▼

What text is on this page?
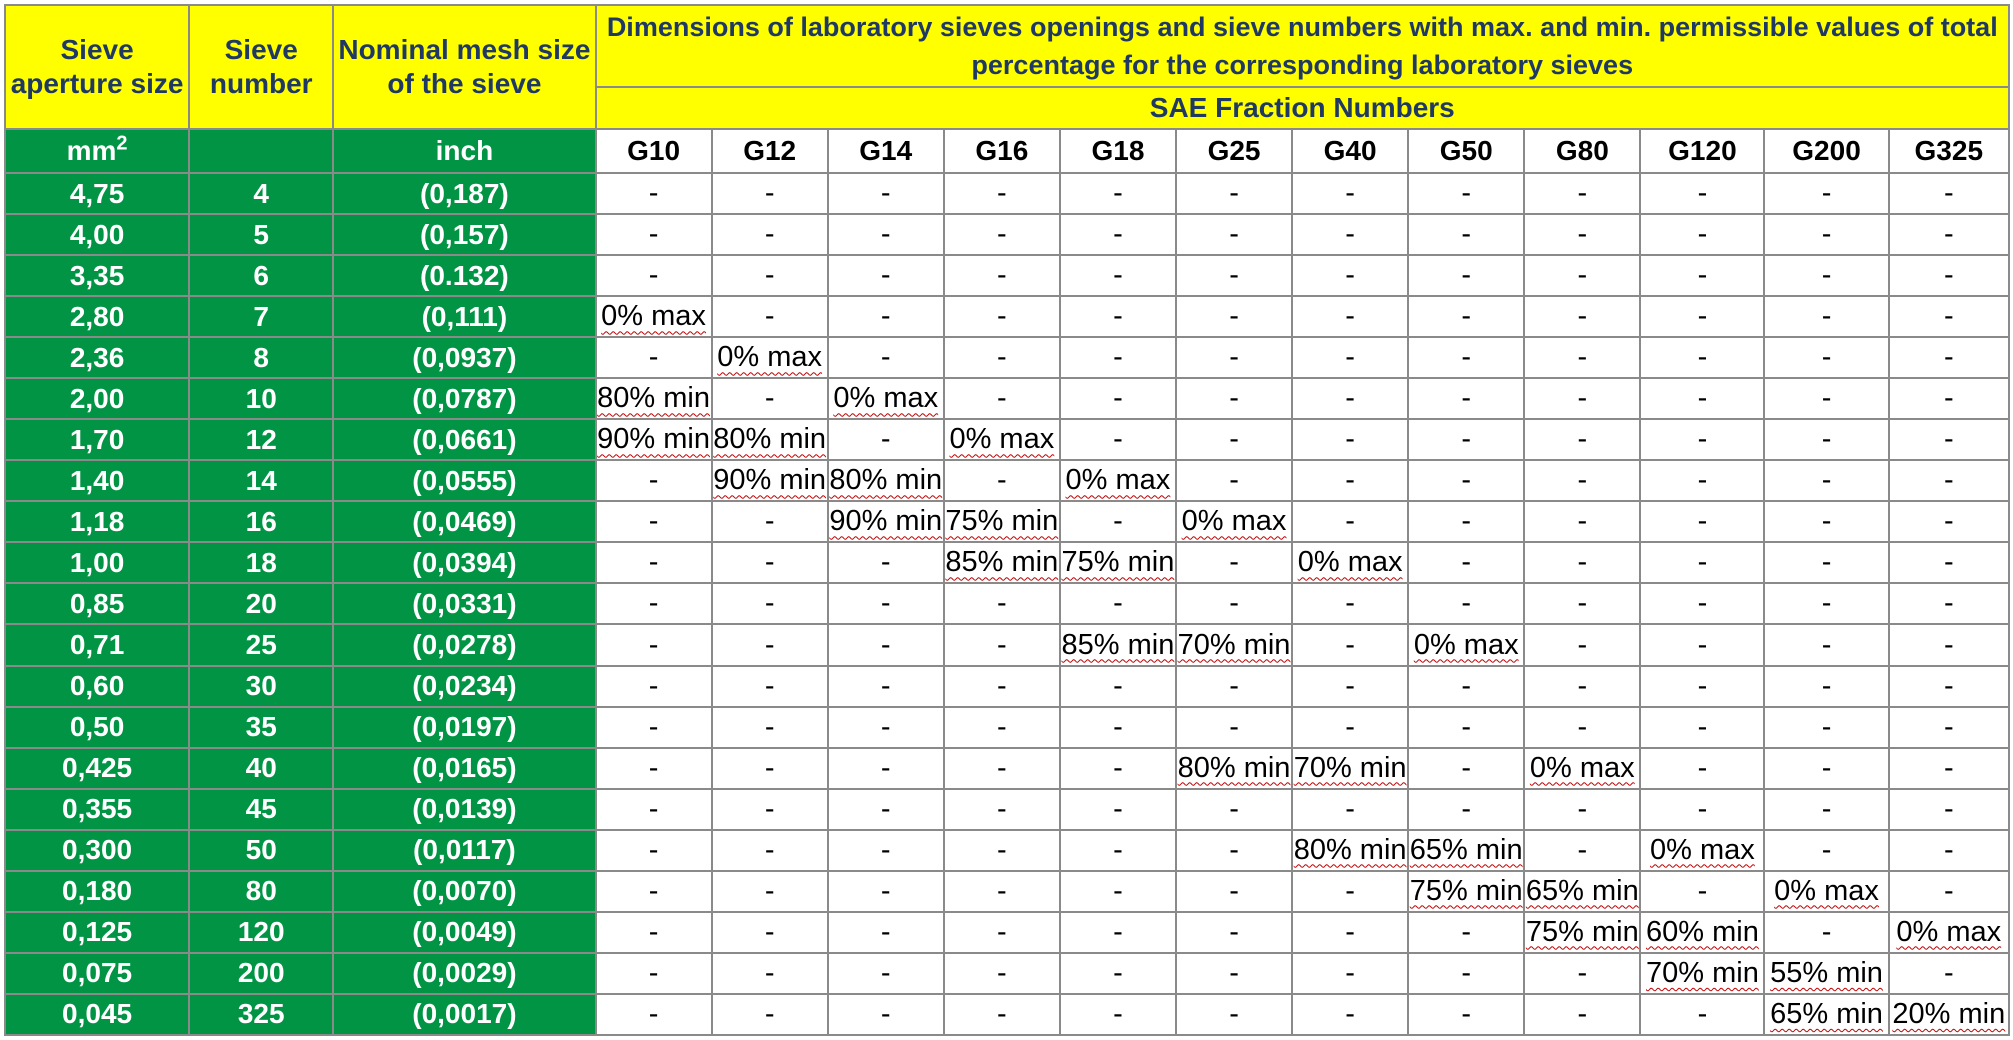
Sieve aperture size	Sieve number	Nominal mesh size of the sieve	Dimensions of laboratory sieves openings and sieve numbers with max. and min. permissible values of total percentage for the corresponding laboratory sieves											
			SAE Fraction Numbers											
$mm^2$		inch	G10	G12	G14	G16	G18	G25	G40	G50	G80	G120	G200	G325
4,75	4	(0,187)	-	-	-	-	-	-	-	-	-	-	-	-
4,00	5	(0,157)	-	-	-	-	-	-	-	-	-	-	-	-
3,35	6	(0.132)	-	-	-	-	-	-	-	-	-	-	-	-
2,80	7	(0,111)	0% max	-	-	-	-	-	-	-	-	-	-	-
2,36	8	(0,0937)	-	0% max	-	-	-	-	-	-	-	-	-	-
2,00	10	(0,0787)	80% min	-	0% max	-	-	-	-	-	-	-	-	-
1,70	12	(0,0661)	90% min	80% min	-	0% max	-	-	-	-	-	-	-	-
1,40	14	(0,0555)	-	90% min	80% min	-	0% max	-	-	-	-	-	-	-
1,18	16	(0,0469)	-	-	90% min	75% min	-	0% max	-	-	-	-	-	-
1,00	18	(0,0394)	-	-	-	85% min	75% min	-	0% max	-	-	-	-	-
0,85	20	(0,0331)	-	-	-	-	-	-	-	-	-	-	-	-
0,71	25	(0,0278)	-	-	-	-	85% min	70% min	-	0% max	-	-	-	-
0,60	30	(0,0234)	-	-	-	-	-	-	-	-	-	-	-	-
0,50	35	(0,0197)	-	-	-	-	-	-	-	-	-	-	-	-
0,425	40	(0,0165)	-	-	-	-	-	80% min	70% min	-	0% max	-	-	-
0,355	45	(0,0139)	-	-	-	-	-	-	-	-	-	-	-	-
0,300	50	(0,0117)	-	-	-	-	-	-	80% min	65% min	-	0% max	-	-
0,180	80	(0,0070)	-	-	-	-	-	-	-	75% min	65% min	-	0% max	-
0,125	120	(0,0049)	-	-	-	-	-	-	-	-	75% min	60% min	-	0% max
0,075	200	(0,0029)	-	-	-	-	-	-	-	-	-	70% min	55% min	-
0,045	325	(0,0017)	-	-	-	-	-	-	-	-	-	-	65% min	20% min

▲

◆ The task
Can you restate all the records above word for word while dropping the pictures?

◆ Output below
What text is on this page?
Sieve aperture size	Sieve number	Nominal mesh size of the sieve	Dimensions of laboratory sieves openings and sieve numbers with max. and min. permissible values of total percentage for the corresponding laboratory sieves											
			SAE Fraction Numbers											
$mm^2$		inch	G10	G12	G14	G16	G18	G25	G40	G50	G80	G120	G200	G325
4,75	4	(0,187)	-	-	-	-	-	-	-	-	-	-	-	-
4,00	5	(0,157)	-	-	-	-	-	-	-	-	-	-	-	-
3,35	6	(0.132)	-	-	-	-	-	-	-	-	-	-	-	-
2,80	7	(0,111)	0% max	-	-	-	-	-	-	-	-	-	-	-
2,36	8	(0,0937)	-	0% max	-	-	-	-	-	-	-	-	-	-
2,00	10	(0,0787)	80% min	-	0% max	-	-	-	-	-	-	-	-	-
1,70	12	(0,0661)	90% min	80% min	-	0% max	-	-	-	-	-	-	-	-
1,40	14	(0,0555)	-	90% min	80% min	-	0% max	-	-	-	-	-	-	-
1,18	16	(0,0469)	-	-	90% min	75% min	-	0% max	-	-	-	-	-	-
1,00	18	(0,0394)	-	-	-	85% min	75% min	-	0% max	-	-	-	-	-
0,85	20	(0,0331)	-	-	-	-	-	-	-	-	-	-	-	-
0,71	25	(0,0278)	-	-	-	-	85% min	70% min	-	0% max	-	-	-	-
0,60	30	(0,0234)	-	-	-	-	-	-	-	-	-	-	-	-
0,50	35	(0,0197)	-	-	-	-	-	-	-	-	-	-	-	-
0,425	40	(0,0165)	-	-	-	-	-	80% min	70% min	-	0% max	-	-	-
0,355	45	(0,0139)	-	-	-	-	-	-	-	-	-	-	-	-
0,300	50	(0,0117)	-	-	-	-	-	-	80% min	65% min	-	0% max	-	-
0,180	80	(0,0070)	-	-	-	-	-	-	-	75% min	65% min	-	0% max	-
0,125	120	(0,0049)	-	-	-	-	-	-	-	-	75% min	60% min	-	0% max
0,075	200	(0,0029)	-	-	-	-	-	-	-	-	-	70% min	55% min	-
0,045	325	(0,0017)	-	-	-	-	-	-	-	-	-	-	65% min	20% min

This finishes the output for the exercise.